=== AUFGABE IM DETAIL ===
Wie geht der Auszug über arabische Despoten im Krieg gegen den IS weiter? Führe ihn im selben Stil ab dem letzten Satz fort.

=== AUSZUG ZUM LESEN ===
--*--

Abwehrschilde gegen die Barabarenhorden


König Abdullah, Bild: BB
König Abdullah, Bild: BB
Drei Jahre nach der „Feier der Demokratie“ in arabischen Ländern ist nun anderes wichtig: gute Zeiten für Despoten alter Schule mit guten Kenntnissen der Kommunikationskanäle.

Von Thomas PanyTELEPOLIS

Der Krieg gegen den IS, dessen Fortdauer vermutlich wenig von einem eventuell anfallenden Führungswechsel (vgl. EU-Dokumente: Blockaderecht statt mehr Transparenz) bei den Dschihadisten gefährdet wird, freut nicht nur die Waffenhändler, sondern auch so manchen arabischen Führer, der sich nach alter Schule auf Despotie versteht – mit upgedateter Finesse. Die achtet auf das Spiegelbild in den Medien.

--*--

=== VORLIEGENDE EINTRÄGE ===
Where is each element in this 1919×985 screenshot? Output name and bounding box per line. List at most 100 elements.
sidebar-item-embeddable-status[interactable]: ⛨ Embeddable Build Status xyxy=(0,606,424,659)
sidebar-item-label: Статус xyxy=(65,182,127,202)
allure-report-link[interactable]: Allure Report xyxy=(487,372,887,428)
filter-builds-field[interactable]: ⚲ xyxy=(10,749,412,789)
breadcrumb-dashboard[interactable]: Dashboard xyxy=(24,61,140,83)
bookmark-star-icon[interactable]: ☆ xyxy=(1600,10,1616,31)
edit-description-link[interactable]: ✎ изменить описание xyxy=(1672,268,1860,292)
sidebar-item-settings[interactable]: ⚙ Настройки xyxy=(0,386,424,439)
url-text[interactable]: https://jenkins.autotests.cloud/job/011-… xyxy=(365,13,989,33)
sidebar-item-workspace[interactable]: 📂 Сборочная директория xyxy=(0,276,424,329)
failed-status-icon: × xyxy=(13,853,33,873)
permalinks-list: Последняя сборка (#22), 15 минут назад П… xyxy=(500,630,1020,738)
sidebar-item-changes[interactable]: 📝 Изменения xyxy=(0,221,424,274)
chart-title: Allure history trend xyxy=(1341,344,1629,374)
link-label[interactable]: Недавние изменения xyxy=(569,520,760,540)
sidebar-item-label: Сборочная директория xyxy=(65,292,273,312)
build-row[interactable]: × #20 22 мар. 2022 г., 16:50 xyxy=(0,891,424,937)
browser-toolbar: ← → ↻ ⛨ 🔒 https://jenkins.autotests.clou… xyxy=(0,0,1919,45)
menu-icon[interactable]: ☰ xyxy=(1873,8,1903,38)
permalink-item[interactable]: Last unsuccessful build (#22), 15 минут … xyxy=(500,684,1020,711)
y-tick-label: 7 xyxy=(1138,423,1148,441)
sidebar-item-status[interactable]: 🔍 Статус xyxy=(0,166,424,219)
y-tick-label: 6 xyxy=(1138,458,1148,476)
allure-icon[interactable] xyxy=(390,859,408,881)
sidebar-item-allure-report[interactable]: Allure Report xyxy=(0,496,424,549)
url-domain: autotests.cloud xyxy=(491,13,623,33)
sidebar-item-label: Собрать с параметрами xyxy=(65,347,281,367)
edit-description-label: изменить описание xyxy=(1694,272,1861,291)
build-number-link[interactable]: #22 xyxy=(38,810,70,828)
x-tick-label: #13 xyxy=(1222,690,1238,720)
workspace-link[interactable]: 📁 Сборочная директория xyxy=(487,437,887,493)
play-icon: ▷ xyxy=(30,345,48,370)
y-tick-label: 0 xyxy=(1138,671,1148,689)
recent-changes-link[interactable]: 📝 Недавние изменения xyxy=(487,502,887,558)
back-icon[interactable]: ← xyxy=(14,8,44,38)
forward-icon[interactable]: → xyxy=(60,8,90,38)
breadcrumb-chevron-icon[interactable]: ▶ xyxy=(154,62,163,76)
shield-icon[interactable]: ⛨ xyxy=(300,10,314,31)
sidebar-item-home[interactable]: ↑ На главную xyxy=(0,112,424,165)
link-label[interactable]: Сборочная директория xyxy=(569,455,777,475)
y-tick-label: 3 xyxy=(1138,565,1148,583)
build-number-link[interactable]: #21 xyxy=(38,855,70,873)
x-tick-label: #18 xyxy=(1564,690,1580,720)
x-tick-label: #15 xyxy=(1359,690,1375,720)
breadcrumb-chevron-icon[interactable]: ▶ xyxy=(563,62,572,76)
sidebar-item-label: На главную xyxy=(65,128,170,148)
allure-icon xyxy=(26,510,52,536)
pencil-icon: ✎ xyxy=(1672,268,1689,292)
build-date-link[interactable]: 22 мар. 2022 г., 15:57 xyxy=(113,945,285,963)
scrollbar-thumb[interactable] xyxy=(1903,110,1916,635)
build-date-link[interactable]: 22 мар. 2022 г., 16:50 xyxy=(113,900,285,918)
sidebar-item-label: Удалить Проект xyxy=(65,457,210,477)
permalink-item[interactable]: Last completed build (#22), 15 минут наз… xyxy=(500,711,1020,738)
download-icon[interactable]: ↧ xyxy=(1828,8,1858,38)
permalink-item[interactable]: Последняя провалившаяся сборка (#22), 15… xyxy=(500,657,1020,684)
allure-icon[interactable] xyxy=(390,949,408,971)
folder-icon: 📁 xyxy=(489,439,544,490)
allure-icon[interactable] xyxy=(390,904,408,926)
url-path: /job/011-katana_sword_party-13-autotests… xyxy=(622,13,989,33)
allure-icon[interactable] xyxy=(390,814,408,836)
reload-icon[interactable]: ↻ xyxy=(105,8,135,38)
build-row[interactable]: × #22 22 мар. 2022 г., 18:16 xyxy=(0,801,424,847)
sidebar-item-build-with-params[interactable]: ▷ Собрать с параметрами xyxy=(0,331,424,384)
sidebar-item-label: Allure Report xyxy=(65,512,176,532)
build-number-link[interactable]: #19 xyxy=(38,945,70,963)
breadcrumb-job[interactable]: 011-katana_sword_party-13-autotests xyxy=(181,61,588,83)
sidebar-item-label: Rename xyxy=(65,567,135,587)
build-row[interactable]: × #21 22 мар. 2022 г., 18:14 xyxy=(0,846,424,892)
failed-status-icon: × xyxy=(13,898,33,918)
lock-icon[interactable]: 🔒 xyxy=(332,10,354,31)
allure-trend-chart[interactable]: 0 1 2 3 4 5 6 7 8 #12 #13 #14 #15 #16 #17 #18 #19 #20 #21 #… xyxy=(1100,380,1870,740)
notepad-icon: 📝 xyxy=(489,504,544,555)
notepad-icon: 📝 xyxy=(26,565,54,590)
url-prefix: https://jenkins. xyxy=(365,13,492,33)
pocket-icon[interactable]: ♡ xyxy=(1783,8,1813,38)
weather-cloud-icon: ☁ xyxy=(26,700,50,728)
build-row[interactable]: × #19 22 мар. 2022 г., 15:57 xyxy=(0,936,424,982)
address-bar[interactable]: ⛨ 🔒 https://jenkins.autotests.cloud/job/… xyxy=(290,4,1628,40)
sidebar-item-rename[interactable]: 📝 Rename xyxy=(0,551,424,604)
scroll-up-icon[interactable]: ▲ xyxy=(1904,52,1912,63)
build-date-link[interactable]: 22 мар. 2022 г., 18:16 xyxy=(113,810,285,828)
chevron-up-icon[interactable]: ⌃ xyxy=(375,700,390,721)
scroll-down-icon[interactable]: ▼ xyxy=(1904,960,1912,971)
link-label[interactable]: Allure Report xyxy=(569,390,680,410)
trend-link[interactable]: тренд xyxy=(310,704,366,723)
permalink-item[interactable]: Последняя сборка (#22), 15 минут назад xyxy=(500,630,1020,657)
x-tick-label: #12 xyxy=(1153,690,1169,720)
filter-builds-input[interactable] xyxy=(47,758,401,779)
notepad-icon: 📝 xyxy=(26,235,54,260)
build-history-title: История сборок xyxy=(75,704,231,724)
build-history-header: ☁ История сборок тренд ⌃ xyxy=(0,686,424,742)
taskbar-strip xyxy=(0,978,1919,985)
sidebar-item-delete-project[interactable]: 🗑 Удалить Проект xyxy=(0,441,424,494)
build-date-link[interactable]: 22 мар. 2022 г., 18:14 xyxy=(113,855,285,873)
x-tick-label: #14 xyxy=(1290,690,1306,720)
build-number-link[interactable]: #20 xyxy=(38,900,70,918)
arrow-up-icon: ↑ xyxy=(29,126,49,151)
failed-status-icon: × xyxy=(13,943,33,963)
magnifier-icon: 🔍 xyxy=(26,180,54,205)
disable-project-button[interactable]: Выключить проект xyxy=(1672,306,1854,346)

--*--

=== ERGEBNIS DER ÜBUNG ===
Deren Schönheitschirurgen stehen dem Standard nicht nach, den ihre Kollegen und Luxuscoiffeure auf dem physischen Gebiet für die Spitzenkunden setzen, wie man etwa am Artikel der Washington Post über die Fighter aus den Emiraten nachlesen kann: das aufgedonnerte Kriegsfrisur, Militärlametta und Parfümwolken aus den Düsen der Kampfjets überdecken sämtliche blanke, nicht so schöne Stellen. „The UAE has gone all-in“, lobt der Ex-Kommandeur der US-Streitkräfte im Nahen Osten, Anthony Zinni das Engagement der Vereinigten Arabischen Emirate, und der Autor des Artikel feiert drumherum die „schnelle, neue Freundschaft zwischenden US und UAE-Militärs“.

Von Demokratie oder, bewahre, Menschenrechten ist nicht mehr die Rede. Der Kampf gegen den Terror bestimmt das Bild der guten Freunde. So kommt es, dass die Business-Karawanen die despotischen Herrscher, anders als vor drei Jahren, wieder ohne Kamera-Scheu und öffentliche Relativierungen besuchen.